Dataset content:

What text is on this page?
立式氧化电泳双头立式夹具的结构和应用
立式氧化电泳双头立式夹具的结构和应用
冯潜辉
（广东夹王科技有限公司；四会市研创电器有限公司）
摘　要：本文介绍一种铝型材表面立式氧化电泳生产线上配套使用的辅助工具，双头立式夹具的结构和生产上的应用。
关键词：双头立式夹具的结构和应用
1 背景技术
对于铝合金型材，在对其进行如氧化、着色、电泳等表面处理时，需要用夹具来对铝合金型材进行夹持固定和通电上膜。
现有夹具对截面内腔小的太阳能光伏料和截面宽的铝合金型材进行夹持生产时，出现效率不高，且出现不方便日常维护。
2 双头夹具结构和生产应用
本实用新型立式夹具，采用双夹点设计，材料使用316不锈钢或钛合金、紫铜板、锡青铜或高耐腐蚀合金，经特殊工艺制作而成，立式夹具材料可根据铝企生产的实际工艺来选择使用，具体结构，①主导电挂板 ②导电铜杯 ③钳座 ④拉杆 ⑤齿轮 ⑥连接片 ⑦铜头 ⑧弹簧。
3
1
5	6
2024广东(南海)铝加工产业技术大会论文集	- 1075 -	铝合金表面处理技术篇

What you are asked to do: The entries above should be repeated exactly, every one of them.

Problem solution:
What text is on this page?
立式氧化电泳双头立式夹具的结构和应用
立式氧化电泳双头立式夹具的结构和应用
冯潜辉
（广东夹王科技有限公司；四会市研创电器有限公司）
摘　要：本文介绍一种铝型材表面立式氧化电泳生产线上配套使用的辅助工具，双头立式夹具的结构和生产上的应用。
关键词：双头立式夹具的结构和应用
1 背景技术
对于铝合金型材，在对其进行如氧化、着色、电泳等表面处理时，需要用夹具来对铝合金型材进行夹持固定和通电上膜。
现有夹具对截面内腔小的太阳能光伏料和截面宽的铝合金型材进行夹持生产时，出现效率不高，且出现不方便日常维护。
2 双头夹具结构和生产应用
本实用新型立式夹具，采用双夹点设计，材料使用316不锈钢或钛合金、紫铜板、锡青铜或高耐腐蚀合金，经特殊工艺制作而成，立式夹具材料可根据铝企生产的实际工艺来选择使用，具体结构，①主导电挂板 ②导电铜杯 ③钳座 ④拉杆 ⑤齿轮 ⑥连接片 ⑦铜头 ⑧弹簧。
3
1
5	6
2024广东(南海)铝加工产业技术大会论文集	- 1075 -	铝合金表面处理技术篇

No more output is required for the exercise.